Below are some entries; can you quote all of them exactly?

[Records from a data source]
· · · · ·

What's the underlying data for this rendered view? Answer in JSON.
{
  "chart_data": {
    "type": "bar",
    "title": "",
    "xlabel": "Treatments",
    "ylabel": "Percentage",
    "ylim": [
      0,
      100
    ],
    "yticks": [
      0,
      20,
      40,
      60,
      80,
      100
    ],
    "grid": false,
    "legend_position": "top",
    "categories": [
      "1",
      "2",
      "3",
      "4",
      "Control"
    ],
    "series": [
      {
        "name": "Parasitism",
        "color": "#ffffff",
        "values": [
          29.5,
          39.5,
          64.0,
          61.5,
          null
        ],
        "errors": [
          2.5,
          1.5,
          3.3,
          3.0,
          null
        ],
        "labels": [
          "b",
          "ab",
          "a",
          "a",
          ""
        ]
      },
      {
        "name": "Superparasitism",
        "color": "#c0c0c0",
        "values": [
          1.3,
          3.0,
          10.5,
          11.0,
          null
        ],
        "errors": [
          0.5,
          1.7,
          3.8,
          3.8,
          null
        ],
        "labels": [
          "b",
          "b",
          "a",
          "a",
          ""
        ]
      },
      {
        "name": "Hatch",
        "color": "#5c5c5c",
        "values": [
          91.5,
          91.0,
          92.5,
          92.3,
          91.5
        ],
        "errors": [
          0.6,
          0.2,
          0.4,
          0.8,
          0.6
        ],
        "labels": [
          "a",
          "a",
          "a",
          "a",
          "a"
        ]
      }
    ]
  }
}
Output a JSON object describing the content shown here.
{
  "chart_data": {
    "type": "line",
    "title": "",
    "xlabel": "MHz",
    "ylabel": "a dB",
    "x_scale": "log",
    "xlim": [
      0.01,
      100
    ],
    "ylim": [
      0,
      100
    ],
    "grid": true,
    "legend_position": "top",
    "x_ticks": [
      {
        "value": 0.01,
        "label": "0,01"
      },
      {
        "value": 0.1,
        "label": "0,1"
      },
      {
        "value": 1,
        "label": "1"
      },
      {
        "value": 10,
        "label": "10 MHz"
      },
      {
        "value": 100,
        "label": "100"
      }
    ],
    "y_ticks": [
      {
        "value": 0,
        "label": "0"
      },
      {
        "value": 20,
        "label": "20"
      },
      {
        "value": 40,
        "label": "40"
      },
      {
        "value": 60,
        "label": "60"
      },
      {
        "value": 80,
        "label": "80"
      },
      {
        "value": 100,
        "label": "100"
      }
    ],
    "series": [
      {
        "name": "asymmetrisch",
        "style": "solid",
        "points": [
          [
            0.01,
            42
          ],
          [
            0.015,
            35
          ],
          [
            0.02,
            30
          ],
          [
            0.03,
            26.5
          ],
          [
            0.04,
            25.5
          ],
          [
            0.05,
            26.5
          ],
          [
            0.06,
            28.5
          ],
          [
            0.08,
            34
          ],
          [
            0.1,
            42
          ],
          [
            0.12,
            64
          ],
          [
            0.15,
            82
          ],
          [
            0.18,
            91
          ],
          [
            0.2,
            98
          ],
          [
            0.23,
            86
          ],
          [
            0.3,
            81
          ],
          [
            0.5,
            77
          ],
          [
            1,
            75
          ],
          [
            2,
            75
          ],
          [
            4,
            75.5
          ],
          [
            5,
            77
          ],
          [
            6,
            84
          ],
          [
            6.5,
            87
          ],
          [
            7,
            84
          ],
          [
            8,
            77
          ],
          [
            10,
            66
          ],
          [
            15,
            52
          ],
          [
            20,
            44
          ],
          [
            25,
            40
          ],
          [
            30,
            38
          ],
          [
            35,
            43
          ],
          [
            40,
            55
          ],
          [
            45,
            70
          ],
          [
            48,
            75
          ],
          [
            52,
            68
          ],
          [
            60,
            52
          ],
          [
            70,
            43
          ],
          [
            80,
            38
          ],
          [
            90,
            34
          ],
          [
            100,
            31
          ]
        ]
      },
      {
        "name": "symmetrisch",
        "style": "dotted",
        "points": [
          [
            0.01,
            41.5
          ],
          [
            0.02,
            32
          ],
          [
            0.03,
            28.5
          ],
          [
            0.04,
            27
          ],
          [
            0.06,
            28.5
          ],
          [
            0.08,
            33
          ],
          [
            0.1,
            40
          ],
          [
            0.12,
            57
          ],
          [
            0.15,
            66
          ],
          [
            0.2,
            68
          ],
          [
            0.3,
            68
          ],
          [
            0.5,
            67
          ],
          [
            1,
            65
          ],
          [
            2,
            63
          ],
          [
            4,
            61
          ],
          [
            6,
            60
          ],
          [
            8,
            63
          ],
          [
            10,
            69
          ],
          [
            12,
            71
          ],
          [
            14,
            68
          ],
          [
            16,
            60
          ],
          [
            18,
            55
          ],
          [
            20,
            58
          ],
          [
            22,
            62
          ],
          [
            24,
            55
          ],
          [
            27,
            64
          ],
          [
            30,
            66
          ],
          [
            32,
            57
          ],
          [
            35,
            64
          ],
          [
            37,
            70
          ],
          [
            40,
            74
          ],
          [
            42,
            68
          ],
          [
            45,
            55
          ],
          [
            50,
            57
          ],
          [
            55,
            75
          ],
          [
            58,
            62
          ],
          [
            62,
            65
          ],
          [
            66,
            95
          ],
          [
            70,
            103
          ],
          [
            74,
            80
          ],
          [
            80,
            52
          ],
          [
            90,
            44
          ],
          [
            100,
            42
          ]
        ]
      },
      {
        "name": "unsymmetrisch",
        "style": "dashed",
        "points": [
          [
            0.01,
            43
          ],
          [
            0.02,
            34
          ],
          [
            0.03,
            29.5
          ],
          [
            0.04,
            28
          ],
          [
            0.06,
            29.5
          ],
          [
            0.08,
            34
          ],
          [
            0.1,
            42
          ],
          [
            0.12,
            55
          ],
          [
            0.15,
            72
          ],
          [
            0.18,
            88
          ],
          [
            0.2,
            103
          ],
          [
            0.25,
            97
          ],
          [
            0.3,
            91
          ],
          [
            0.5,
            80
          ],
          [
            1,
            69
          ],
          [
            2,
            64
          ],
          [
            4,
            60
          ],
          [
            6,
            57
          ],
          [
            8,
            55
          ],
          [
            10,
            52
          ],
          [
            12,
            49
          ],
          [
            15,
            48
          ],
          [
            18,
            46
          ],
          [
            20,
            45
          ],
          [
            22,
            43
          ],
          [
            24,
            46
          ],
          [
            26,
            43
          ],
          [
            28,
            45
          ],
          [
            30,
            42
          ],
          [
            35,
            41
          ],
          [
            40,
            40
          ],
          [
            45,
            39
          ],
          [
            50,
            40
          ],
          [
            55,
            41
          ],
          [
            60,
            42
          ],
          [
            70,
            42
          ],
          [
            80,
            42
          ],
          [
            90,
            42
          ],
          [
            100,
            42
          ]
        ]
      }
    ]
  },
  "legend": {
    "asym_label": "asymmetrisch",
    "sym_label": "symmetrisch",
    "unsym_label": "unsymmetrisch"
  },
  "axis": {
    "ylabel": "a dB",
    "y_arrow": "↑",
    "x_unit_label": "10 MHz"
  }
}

· · · · ·

Completed task
What's the underlying data for this rendered view? Answer in JSON.
{
  "chart_data": {
    "type": "bar",
    "title": "",
    "xlabel": "Treatments",
    "ylabel": "Percentage",
    "ylim": [
      0,
      100
    ],
    "yticks": [
      0,
      20,
      40,
      60,
      80,
      100
    ],
    "grid": false,
    "legend_position": "top",
    "categories": [
      "1",
      "2",
      "3",
      "4",
      "Control"
    ],
    "series": [
      {
        "name": "Parasitism",
        "color": "#ffffff",
        "values": [
          29.5,
          39.5,
          64.0,
          61.5,
          null
        ],
        "errors": [
          2.5,
          1.5,
          3.3,
          3.0,
          null
        ],
        "labels": [
          "b",
          "ab",
          "a",
          "a",
          ""
        ]
      },
      {
        "name": "Superparasitism",
        "color": "#c0c0c0",
        "values": [
          1.3,
          3.0,
          10.5,
          11.0,
          null
        ],
        "errors": [
          0.5,
          1.7,
          3.8,
          3.8,
          null
        ],
        "labels": [
          "b",
          "b",
          "a",
          "a",
          ""
        ]
      },
      {
        "name": "Hatch",
        "color": "#5c5c5c",
        "values": [
          91.5,
          91.0,
          92.5,
          92.3,
          91.5
        ],
        "errors": [
          0.6,
          0.2,
          0.4,
          0.8,
          0.6
        ],
        "labels": [
          "a",
          "a",
          "a",
          "a",
          "a"
        ]
      }
    ]
  }
}
Output a JSON object describing the content shown here.
{
  "chart_data": {
    "type": "line",
    "title": "",
    "xlabel": "MHz",
    "ylabel": "a dB",
    "x_scale": "log",
    "xlim": [
      0.01,
      100
    ],
    "ylim": [
      0,
      100
    ],
    "grid": true,
    "legend_position": "top",
    "x_ticks": [
      {
        "value": 0.01,
        "label": "0,01"
      },
      {
        "value": 0.1,
        "label": "0,1"
      },
      {
        "value": 1,
        "label": "1"
      },
      {
        "value": 10,
        "label": "10 MHz"
      },
      {
        "value": 100,
        "label": "100"
      }
    ],
    "y_ticks": [
      {
        "value": 0,
        "label": "0"
      },
      {
        "value": 20,
        "label": "20"
      },
      {
        "value": 40,
        "label": "40"
      },
      {
        "value": 60,
        "label": "60"
      },
      {
        "value": 80,
        "label": "80"
      },
      {
        "value": 100,
        "label": "100"
      }
    ],
    "series": [
      {
        "name": "asymmetrisch",
        "style": "solid",
        "points": [
          [
            0.01,
            42
          ],
          [
            0.015,
            35
          ],
          [
            0.02,
            30
          ],
          [
            0.03,
            26.5
          ],
          [
            0.04,
            25.5
          ],
          [
            0.05,
            26.5
          ],
          [
            0.06,
            28.5
          ],
          [
            0.08,
            34
          ],
          [
            0.1,
            42
          ],
          [
            0.12,
            64
          ],
          [
            0.15,
            82
          ],
          [
            0.18,
            91
          ],
          [
            0.2,
            98
          ],
          [
            0.23,
            86
          ],
          [
            0.3,
            81
          ],
          [
            0.5,
            77
          ],
          [
            1,
            75
          ],
          [
            2,
            75
          ],
          [
            4,
            75.5
          ],
          [
            5,
            77
          ],
          [
            6,
            84
          ],
          [
            6.5,
            87
          ],
          [
            7,
            84
          ],
          [
            8,
            77
          ],
          [
            10,
            66
          ],
          [
            15,
            52
          ],
          [
            20,
            44
          ],
          [
            25,
            40
          ],
          [
            30,
            38
          ],
          [
            35,
            43
          ],
          [
            40,
            55
          ],
          [
            45,
            70
          ],
          [
            48,
            75
          ],
          [
            52,
            68
          ],
          [
            60,
            52
          ],
          [
            70,
            43
          ],
          [
            80,
            38
          ],
          [
            90,
            34
          ],
          [
            100,
            31
          ]
        ]
      },
      {
        "name": "symmetrisch",
        "style": "dotted",
        "points": [
          [
            0.01,
            41.5
          ],
          [
            0.02,
            32
          ],
          [
            0.03,
            28.5
          ],
          [
            0.04,
            27
          ],
          [
            0.06,
            28.5
          ],
          [
            0.08,
            33
          ],
          [
            0.1,
            40
          ],
          [
            0.12,
            57
          ],
          [
            0.15,
            66
          ],
          [
            0.2,
            68
          ],
          [
            0.3,
            68
          ],
          [
            0.5,
            67
          ],
          [
            1,
            65
          ],
          [
            2,
            63
          ],
          [
            4,
            61
          ],
          [
            6,
            60
          ],
          [
            8,
            63
          ],
          [
            10,
            69
          ],
          [
            12,
            71
          ],
          [
            14,
            68
          ],
          [
            16,
            60
          ],
          [
            18,
            55
          ],
          [
            20,
            58
          ],
          [
            22,
            62
          ],
          [
            24,
            55
          ],
          [
            27,
            64
          ],
          [
            30,
            66
          ],
          [
            32,
            57
          ],
          [
            35,
            64
          ],
          [
            37,
            70
          ],
          [
            40,
            74
          ],
          [
            42,
            68
          ],
          [
            45,
            55
          ],
          [
            50,
            57
          ],
          [
            55,
            75
          ],
          [
            58,
            62
          ],
          [
            62,
            65
          ],
          [
            66,
            95
          ],
          [
            70,
            103
          ],
          [
            74,
            80
          ],
          [
            80,
            52
          ],
          [
            90,
            44
          ],
          [
            100,
            42
          ]
        ]
      },
      {
        "name": "unsymmetrisch",
        "style": "dashed",
        "points": [
          [
            0.01,
            43
          ],
          [
            0.02,
            34
          ],
          [
            0.03,
            29.5
          ],
          [
            0.04,
            28
          ],
          [
            0.06,
            29.5
          ],
          [
            0.08,
            34
          ],
          [
            0.1,
            42
          ],
          [
            0.12,
            55
          ],
          [
            0.15,
            72
          ],
          [
            0.18,
            88
          ],
          [
            0.2,
            103
          ],
          [
            0.25,
            97
          ],
          [
            0.3,
            91
          ],
          [
            0.5,
            80
          ],
          [
            1,
            69
          ],
          [
            2,
            64
          ],
          [
            4,
            60
          ],
          [
            6,
            57
          ],
          [
            8,
            55
          ],
          [
            10,
            52
          ],
          [
            12,
            49
          ],
          [
            15,
            48
          ],
          [
            18,
            46
          ],
          [
            20,
            45
          ],
          [
            22,
            43
          ],
          [
            24,
            46
          ],
          [
            26,
            43
          ],
          [
            28,
            45
          ],
          [
            30,
            42
          ],
          [
            35,
            41
          ],
          [
            40,
            40
          ],
          [
            45,
            39
          ],
          [
            50,
            40
          ],
          [
            55,
            41
          ],
          [
            60,
            42
          ],
          [
            70,
            42
          ],
          [
            80,
            42
          ],
          [
            90,
            42
          ],
          [
            100,
            42
          ]
        ]
      }
    ]
  },
  "legend": {
    "asym_label": "asymmetrisch",
    "sym_label": "symmetrisch",
    "unsym_label": "unsymmetrisch"
  },
  "axis": {
    "ylabel": "a dB",
    "y_arrow": "↑",
    "x_unit_label": "10 MHz"
  }
}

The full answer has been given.